Saved data entries
● ● ●

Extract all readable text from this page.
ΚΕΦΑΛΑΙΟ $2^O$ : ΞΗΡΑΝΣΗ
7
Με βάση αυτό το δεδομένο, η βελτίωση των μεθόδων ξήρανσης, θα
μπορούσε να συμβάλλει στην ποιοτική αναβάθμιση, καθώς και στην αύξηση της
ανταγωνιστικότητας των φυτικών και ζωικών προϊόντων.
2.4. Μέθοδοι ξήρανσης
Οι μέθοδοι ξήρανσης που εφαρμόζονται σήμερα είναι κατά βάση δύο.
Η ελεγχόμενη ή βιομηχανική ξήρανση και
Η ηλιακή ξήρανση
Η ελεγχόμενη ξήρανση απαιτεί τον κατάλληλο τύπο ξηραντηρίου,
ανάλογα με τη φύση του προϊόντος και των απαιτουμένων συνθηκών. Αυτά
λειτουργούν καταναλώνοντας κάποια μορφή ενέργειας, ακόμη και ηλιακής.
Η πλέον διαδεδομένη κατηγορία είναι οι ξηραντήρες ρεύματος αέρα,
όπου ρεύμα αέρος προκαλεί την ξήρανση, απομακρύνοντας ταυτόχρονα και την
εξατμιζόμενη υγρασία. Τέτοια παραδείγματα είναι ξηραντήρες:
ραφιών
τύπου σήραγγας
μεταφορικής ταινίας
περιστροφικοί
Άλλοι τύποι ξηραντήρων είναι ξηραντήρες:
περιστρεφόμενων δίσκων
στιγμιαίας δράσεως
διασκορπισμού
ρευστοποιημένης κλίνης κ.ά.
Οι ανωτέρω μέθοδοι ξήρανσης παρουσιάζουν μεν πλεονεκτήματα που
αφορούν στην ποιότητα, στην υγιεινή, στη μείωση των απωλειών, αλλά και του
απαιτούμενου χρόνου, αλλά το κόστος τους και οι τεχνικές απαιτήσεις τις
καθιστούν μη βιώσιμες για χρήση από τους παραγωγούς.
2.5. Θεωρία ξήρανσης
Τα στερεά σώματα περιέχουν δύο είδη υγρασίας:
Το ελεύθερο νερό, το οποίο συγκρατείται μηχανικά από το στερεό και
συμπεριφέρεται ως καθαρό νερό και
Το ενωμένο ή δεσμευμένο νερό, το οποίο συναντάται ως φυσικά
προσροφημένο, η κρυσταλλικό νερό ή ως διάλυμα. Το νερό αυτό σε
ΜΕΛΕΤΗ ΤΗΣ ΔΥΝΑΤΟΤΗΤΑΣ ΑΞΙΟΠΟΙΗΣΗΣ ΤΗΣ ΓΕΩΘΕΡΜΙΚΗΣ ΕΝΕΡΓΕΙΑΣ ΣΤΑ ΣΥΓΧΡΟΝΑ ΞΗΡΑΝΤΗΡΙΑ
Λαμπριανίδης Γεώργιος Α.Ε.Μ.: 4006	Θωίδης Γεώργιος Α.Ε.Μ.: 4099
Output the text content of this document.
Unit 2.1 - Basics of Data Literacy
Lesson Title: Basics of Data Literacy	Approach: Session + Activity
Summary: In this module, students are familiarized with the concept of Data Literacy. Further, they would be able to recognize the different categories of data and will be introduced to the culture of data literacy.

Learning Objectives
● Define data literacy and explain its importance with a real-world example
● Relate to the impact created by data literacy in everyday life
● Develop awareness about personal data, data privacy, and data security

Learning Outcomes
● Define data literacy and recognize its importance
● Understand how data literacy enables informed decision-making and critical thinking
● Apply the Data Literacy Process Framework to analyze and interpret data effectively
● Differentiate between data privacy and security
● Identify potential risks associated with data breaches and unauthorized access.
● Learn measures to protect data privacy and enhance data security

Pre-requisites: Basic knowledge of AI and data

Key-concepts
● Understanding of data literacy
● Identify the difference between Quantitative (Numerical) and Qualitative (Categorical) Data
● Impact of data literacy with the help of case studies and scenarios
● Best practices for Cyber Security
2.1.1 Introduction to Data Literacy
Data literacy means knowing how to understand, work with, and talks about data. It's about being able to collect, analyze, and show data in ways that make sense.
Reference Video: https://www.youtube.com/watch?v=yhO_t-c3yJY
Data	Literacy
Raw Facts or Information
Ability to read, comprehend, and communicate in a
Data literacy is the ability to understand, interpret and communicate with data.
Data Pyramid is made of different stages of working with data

● ● ●

• Aim of the exercise: Copy out the whole listing exactly.

• Reply to the exercise:
Extract all readable text from this page.
ΚΕΦΑΛΑΙΟ $2^O$ : ΞΗΡΑΝΣΗ
7
Με βάση αυτό το δεδομένο, η βελτίωση των μεθόδων ξήρανσης, θα
μπορούσε να συμβάλλει στην ποιοτική αναβάθμιση, καθώς και στην αύξηση της
ανταγωνιστικότητας των φυτικών και ζωικών προϊόντων.
2.4. Μέθοδοι ξήρανσης
Οι μέθοδοι ξήρανσης που εφαρμόζονται σήμερα είναι κατά βάση δύο.
Η ελεγχόμενη ή βιομηχανική ξήρανση και
Η ηλιακή ξήρανση
Η ελεγχόμενη ξήρανση απαιτεί τον κατάλληλο τύπο ξηραντηρίου,
ανάλογα με τη φύση του προϊόντος και των απαιτουμένων συνθηκών. Αυτά
λειτουργούν καταναλώνοντας κάποια μορφή ενέργειας, ακόμη και ηλιακής.
Η πλέον διαδεδομένη κατηγορία είναι οι ξηραντήρες ρεύματος αέρα,
όπου ρεύμα αέρος προκαλεί την ξήρανση, απομακρύνοντας ταυτόχρονα και την
εξατμιζόμενη υγρασία. Τέτοια παραδείγματα είναι ξηραντήρες:
ραφιών
τύπου σήραγγας
μεταφορικής ταινίας
περιστροφικοί
Άλλοι τύποι ξηραντήρων είναι ξηραντήρες:
περιστρεφόμενων δίσκων
στιγμιαίας δράσεως
διασκορπισμού
ρευστοποιημένης κλίνης κ.ά.
Οι ανωτέρω μέθοδοι ξήρανσης παρουσιάζουν μεν πλεονεκτήματα που
αφορούν στην ποιότητα, στην υγιεινή, στη μείωση των απωλειών, αλλά και του
απαιτούμενου χρόνου, αλλά το κόστος τους και οι τεχνικές απαιτήσεις τις
καθιστούν μη βιώσιμες για χρήση από τους παραγωγούς.
2.5. Θεωρία ξήρανσης
Τα στερεά σώματα περιέχουν δύο είδη υγρασίας:
Το ελεύθερο νερό, το οποίο συγκρατείται μηχανικά από το στερεό και
συμπεριφέρεται ως καθαρό νερό και
Το ενωμένο ή δεσμευμένο νερό, το οποίο συναντάται ως φυσικά
προσροφημένο, η κρυσταλλικό νερό ή ως διάλυμα. Το νερό αυτό σε
ΜΕΛΕΤΗ ΤΗΣ ΔΥΝΑΤΟΤΗΤΑΣ ΑΞΙΟΠΟΙΗΣΗΣ ΤΗΣ ΓΕΩΘΕΡΜΙΚΗΣ ΕΝΕΡΓΕΙΑΣ ΣΤΑ ΣΥΓΧΡΟΝΑ ΞΗΡΑΝΤΗΡΙΑ
Λαμπριανίδης Γεώργιος Α.Ε.Μ.: 4006	Θωίδης Γεώργιος Α.Ε.Μ.: 4099
Output the text content of this document.
Unit 2.1 - Basics of Data Literacy
Lesson Title: Basics of Data Literacy	Approach: Session + Activity
Summary: In this module, students are familiarized with the concept of Data Literacy. Further, they would be able to recognize the different categories of data and will be introduced to the culture of data literacy.

Learning Objectives
● Define data literacy and explain its importance with a real-world example
● Relate to the impact created by data literacy in everyday life
● Develop awareness about personal data, data privacy, and data security

Learning Outcomes
● Define data literacy and recognize its importance
● Understand how data literacy enables informed decision-making and critical thinking
● Apply the Data Literacy Process Framework to analyze and interpret data effectively
● Differentiate between data privacy and security
● Identify potential risks associated with data breaches and unauthorized access.
● Learn measures to protect data privacy and enhance data security

Pre-requisites: Basic knowledge of AI and data

Key-concepts
● Understanding of data literacy
● Identify the difference between Quantitative (Numerical) and Qualitative (Categorical) Data
● Impact of data literacy with the help of case studies and scenarios
● Best practices for Cyber Security
2.1.1 Introduction to Data Literacy
Data literacy means knowing how to understand, work with, and talks about data. It's about being able to collect, analyze, and show data in ways that make sense.
Reference Video: https://www.youtube.com/watch?v=yhO_t-c3yJY
Data	Literacy
Raw Facts or Information
Ability to read, comprehend, and communicate in a
Data literacy is the ability to understand, interpret and communicate with data.
Data Pyramid is made of different stages of working with data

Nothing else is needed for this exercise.